◆ Data records ◆
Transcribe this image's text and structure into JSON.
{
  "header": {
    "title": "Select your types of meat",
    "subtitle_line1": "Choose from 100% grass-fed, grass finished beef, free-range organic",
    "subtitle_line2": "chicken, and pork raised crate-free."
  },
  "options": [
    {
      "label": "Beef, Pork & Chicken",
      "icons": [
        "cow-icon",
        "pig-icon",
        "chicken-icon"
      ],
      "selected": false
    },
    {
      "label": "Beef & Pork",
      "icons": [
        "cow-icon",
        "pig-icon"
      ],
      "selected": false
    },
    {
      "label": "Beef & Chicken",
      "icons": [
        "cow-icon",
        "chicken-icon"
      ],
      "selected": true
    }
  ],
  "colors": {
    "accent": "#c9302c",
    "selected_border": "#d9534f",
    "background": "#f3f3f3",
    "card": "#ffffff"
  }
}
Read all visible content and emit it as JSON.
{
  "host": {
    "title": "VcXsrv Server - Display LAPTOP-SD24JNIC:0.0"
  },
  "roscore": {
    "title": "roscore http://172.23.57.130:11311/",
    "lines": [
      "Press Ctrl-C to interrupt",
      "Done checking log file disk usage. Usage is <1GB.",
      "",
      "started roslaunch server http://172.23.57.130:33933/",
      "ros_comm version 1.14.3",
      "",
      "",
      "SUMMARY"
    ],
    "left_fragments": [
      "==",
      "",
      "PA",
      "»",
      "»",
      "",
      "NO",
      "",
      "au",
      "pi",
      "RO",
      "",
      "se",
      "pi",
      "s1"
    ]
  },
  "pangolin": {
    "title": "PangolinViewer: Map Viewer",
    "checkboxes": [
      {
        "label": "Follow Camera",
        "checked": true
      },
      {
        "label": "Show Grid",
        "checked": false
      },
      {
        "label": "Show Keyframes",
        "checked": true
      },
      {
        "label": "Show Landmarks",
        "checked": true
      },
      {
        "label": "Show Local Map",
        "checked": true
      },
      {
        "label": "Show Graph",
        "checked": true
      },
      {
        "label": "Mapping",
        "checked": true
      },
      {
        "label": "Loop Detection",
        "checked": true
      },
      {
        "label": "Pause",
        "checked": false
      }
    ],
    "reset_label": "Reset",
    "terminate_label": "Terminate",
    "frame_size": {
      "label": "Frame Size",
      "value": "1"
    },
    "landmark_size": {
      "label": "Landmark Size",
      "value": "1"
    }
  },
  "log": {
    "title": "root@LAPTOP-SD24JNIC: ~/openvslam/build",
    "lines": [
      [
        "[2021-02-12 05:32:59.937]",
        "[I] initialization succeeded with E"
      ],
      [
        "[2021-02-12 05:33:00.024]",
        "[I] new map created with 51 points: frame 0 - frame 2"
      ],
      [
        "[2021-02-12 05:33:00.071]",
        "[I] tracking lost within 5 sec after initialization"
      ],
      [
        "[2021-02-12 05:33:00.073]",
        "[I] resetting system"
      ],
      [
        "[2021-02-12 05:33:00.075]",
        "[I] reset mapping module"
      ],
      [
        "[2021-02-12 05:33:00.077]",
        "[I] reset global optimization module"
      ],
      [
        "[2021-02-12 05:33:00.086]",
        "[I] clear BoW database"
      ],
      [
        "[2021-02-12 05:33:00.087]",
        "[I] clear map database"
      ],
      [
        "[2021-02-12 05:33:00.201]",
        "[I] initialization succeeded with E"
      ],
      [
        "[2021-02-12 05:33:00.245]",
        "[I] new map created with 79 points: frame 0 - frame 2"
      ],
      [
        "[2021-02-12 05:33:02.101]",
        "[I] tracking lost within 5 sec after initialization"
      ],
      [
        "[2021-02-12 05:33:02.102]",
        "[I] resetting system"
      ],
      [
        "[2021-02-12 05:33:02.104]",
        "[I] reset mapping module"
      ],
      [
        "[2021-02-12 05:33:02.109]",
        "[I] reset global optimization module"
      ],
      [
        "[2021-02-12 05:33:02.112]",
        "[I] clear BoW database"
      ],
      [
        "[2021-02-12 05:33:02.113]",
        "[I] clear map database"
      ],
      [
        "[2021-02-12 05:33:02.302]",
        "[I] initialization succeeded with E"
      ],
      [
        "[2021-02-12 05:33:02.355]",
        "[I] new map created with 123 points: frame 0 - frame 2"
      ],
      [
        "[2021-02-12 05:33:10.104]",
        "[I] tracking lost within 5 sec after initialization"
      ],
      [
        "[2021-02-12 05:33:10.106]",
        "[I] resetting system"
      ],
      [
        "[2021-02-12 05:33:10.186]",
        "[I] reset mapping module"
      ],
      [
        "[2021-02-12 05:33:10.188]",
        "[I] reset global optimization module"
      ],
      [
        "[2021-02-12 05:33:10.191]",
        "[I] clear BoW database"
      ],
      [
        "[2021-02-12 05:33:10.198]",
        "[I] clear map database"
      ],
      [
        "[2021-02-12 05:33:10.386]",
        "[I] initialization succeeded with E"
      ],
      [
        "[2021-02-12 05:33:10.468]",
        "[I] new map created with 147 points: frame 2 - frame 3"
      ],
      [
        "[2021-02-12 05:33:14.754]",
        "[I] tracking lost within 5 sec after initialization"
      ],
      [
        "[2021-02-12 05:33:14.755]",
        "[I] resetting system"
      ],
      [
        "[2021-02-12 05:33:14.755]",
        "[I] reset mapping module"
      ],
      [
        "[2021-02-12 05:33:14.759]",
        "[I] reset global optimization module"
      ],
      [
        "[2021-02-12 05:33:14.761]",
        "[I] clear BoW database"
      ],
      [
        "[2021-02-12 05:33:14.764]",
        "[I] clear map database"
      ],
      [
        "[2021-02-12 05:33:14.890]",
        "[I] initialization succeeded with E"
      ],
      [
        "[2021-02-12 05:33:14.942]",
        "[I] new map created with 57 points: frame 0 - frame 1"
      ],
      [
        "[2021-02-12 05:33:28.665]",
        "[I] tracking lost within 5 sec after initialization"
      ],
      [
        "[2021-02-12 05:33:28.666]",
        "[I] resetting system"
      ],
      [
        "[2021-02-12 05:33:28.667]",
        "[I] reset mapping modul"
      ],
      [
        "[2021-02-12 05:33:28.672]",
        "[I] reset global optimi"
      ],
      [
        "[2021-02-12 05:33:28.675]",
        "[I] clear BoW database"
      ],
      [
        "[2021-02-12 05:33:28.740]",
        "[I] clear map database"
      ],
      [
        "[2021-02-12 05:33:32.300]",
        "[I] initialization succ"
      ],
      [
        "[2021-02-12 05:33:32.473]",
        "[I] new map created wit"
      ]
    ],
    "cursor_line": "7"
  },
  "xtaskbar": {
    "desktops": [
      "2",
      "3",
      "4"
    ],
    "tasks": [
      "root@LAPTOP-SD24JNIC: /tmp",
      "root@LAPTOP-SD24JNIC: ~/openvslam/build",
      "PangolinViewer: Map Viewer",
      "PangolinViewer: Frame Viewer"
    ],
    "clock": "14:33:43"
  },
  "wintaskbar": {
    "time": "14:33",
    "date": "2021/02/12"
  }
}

◆ Stated task ◆
Filter the records above for "http" and copy every matching line.

◆ Finished task ◆
    "title": "roscore http://172.23.57.130:11311/",
      "started roslaunch server http://172.23.57.130:33933/",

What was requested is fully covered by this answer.